## Your task
Every line that holds the string "水泥混凝土路面拆除" is to be identified and copied.

## Raw data
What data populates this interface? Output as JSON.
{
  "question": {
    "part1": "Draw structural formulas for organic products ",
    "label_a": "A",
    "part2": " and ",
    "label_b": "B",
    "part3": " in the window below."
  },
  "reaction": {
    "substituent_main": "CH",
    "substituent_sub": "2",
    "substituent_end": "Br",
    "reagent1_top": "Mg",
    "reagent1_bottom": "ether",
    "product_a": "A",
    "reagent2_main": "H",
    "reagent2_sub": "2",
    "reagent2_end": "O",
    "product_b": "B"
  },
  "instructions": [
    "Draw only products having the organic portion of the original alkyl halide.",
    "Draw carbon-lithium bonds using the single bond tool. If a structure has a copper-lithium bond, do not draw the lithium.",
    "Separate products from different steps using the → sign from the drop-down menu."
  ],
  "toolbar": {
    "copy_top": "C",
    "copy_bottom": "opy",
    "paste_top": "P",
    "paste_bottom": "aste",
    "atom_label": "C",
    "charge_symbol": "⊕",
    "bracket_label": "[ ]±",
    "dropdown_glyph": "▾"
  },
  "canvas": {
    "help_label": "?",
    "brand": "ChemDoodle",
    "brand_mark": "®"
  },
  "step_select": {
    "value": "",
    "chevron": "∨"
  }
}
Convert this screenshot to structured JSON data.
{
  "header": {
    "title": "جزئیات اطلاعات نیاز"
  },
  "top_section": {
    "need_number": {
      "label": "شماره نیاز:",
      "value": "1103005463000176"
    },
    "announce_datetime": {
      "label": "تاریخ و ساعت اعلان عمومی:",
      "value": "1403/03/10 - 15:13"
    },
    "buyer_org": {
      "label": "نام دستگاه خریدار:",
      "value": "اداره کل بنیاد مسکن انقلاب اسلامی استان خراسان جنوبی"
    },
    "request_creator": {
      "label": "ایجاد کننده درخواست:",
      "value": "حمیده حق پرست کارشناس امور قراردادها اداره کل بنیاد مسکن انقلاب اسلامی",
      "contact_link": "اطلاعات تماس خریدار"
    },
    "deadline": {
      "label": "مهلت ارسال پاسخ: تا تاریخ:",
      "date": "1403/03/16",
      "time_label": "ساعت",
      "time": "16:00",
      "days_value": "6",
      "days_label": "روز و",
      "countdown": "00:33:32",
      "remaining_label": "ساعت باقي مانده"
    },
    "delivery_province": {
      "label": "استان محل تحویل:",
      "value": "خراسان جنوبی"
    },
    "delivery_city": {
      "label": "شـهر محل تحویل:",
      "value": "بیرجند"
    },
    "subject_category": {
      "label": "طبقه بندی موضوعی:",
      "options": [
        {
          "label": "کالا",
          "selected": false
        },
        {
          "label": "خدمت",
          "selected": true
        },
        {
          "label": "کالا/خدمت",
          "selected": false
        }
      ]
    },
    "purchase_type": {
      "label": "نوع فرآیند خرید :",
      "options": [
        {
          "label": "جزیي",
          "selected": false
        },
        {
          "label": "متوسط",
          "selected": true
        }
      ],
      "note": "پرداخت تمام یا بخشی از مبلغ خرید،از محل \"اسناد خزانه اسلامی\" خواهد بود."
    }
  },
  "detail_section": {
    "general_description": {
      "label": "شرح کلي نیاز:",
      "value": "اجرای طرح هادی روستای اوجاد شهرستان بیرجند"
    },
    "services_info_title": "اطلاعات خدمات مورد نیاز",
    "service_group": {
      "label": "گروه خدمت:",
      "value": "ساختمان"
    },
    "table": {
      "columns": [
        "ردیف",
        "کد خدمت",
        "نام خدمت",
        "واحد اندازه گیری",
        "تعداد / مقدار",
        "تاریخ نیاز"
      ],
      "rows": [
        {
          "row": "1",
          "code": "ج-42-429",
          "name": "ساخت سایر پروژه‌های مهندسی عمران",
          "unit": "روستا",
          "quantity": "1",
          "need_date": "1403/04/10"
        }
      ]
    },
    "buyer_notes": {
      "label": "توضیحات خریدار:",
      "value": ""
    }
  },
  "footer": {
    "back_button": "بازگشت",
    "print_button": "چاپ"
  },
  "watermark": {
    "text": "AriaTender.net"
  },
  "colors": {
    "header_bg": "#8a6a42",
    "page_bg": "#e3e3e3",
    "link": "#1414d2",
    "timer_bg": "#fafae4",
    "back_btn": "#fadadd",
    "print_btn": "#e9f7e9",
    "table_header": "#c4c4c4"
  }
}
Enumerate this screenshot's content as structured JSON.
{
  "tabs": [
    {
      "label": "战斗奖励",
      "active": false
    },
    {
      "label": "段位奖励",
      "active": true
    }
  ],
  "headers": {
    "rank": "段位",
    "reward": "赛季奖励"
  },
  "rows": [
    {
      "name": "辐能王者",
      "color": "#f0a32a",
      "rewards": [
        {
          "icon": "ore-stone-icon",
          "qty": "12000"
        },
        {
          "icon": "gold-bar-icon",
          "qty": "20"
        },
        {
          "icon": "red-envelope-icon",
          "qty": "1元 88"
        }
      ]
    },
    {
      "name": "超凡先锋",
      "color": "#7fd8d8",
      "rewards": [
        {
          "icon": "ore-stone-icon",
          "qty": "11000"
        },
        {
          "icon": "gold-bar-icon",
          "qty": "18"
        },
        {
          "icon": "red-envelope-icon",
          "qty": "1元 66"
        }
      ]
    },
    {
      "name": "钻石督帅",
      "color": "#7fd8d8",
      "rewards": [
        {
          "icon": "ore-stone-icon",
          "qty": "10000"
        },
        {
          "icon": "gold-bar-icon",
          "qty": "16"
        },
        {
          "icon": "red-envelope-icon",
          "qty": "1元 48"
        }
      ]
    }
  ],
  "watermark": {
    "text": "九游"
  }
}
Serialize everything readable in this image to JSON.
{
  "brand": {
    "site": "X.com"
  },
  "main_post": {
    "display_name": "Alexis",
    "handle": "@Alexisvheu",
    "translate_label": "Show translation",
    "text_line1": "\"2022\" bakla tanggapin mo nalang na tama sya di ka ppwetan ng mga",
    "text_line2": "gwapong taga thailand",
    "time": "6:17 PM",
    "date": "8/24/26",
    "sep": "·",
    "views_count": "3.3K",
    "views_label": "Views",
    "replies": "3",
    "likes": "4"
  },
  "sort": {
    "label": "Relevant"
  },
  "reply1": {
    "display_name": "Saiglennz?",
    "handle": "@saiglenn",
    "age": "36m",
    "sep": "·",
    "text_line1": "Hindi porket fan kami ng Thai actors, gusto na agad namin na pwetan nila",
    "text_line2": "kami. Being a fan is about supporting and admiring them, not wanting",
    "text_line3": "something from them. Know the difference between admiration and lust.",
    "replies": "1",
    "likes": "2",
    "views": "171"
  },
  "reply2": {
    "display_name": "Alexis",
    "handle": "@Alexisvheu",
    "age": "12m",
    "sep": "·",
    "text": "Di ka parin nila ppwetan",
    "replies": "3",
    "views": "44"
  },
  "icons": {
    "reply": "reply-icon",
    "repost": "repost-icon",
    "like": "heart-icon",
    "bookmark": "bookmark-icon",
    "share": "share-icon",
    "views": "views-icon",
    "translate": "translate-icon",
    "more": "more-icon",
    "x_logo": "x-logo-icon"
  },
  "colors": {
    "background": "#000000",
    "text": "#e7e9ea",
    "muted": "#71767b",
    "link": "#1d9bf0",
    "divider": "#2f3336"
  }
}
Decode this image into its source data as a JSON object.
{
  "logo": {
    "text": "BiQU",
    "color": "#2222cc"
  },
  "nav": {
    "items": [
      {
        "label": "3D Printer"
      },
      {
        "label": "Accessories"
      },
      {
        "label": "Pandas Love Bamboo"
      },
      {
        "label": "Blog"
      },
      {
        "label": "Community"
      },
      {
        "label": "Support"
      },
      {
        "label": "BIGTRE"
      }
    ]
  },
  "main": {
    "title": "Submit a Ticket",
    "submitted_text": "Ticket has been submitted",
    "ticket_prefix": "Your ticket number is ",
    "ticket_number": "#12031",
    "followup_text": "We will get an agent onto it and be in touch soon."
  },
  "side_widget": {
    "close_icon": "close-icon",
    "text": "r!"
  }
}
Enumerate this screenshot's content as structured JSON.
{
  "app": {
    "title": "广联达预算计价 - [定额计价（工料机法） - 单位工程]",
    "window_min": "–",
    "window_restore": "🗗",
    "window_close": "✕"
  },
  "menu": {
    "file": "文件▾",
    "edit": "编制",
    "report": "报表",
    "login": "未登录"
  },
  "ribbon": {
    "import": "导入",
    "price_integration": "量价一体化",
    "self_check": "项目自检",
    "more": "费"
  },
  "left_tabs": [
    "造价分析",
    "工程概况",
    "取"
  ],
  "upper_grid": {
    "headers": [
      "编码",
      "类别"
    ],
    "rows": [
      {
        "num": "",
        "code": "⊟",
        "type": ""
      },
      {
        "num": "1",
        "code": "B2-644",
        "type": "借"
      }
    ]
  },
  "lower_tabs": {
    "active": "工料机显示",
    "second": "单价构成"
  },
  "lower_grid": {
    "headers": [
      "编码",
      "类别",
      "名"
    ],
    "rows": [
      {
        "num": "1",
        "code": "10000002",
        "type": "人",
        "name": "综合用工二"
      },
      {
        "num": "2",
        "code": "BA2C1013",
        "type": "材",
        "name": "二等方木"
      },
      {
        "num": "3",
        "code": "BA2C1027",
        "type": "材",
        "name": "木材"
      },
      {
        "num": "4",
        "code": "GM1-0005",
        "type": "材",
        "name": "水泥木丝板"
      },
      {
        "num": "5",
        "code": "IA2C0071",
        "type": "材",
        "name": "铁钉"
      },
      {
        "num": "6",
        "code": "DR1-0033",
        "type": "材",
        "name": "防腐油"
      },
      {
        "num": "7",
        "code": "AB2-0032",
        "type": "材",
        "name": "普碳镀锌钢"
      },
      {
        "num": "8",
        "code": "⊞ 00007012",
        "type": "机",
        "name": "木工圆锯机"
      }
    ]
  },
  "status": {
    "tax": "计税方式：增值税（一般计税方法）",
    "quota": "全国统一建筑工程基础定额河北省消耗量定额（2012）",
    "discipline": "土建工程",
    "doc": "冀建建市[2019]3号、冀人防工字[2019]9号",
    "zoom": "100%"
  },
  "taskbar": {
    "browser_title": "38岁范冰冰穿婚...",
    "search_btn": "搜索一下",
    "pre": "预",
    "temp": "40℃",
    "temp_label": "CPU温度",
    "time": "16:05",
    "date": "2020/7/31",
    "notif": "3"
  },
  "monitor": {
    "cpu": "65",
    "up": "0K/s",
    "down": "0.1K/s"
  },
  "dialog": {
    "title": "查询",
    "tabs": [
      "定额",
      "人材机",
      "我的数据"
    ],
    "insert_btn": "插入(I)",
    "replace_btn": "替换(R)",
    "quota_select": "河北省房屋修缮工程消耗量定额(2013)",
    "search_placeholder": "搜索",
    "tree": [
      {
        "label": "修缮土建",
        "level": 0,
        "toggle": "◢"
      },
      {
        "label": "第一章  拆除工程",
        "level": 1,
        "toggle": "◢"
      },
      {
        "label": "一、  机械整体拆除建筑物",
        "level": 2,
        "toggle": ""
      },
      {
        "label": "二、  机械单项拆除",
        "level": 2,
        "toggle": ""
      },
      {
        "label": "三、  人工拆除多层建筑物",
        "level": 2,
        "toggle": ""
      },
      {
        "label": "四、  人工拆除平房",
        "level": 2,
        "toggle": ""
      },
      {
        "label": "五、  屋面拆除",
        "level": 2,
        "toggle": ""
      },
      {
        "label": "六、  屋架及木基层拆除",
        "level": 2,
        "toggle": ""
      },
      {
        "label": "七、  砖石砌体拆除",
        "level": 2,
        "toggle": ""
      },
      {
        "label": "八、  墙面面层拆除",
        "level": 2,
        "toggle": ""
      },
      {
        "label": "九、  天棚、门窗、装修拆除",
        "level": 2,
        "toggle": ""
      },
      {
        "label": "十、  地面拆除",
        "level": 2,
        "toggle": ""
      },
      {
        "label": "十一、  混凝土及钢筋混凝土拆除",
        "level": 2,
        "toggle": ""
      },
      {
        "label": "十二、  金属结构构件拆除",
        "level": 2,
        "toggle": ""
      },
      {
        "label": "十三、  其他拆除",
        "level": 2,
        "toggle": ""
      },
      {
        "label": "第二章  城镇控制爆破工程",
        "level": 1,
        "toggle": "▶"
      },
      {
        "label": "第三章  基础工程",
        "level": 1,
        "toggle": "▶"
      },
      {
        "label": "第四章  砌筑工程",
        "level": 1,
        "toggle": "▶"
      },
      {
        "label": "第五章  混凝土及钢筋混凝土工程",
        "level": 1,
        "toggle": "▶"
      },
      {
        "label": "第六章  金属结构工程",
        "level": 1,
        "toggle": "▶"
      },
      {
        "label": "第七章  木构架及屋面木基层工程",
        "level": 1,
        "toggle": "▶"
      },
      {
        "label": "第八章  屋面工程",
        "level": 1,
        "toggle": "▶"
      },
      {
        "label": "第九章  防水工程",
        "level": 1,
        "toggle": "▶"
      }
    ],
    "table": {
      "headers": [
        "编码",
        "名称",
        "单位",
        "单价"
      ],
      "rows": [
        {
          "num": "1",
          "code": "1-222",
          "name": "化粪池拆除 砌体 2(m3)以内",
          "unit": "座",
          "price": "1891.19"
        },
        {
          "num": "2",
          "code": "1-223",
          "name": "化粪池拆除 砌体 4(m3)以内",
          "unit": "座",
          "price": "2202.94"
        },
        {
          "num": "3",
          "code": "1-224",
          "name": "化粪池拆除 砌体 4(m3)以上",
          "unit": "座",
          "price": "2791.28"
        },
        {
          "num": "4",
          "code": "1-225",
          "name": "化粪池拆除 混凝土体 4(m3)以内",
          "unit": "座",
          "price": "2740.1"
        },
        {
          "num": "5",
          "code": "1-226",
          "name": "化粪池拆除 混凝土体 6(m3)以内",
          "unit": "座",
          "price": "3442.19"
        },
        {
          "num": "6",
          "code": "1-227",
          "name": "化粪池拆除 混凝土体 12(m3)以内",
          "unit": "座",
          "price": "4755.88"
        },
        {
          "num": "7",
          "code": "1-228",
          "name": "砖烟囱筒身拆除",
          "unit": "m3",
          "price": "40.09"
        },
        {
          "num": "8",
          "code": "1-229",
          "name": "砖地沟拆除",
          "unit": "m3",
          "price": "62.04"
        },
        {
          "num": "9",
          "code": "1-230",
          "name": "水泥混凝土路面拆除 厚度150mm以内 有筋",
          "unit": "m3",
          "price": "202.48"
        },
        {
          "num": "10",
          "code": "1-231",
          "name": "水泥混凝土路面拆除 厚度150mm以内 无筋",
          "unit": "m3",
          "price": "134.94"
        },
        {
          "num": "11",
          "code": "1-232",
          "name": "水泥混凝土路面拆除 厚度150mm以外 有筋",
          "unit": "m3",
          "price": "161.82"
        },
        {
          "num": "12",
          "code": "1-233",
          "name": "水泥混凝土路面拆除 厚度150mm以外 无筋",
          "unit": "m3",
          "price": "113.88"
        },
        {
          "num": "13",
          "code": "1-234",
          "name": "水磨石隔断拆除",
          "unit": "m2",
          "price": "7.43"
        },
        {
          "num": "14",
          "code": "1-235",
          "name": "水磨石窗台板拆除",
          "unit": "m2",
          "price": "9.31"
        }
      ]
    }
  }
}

## Right answer
          "name": "水泥混凝土路面拆除 厚度150mm以内 有筋",
          "name": "水泥混凝土路面拆除 厚度150mm以内 无筋",
          "name": "水泥混凝土路面拆除 厚度150mm以外 有筋",
          "name": "水泥混凝土路面拆除 厚度150mm以外 无筋",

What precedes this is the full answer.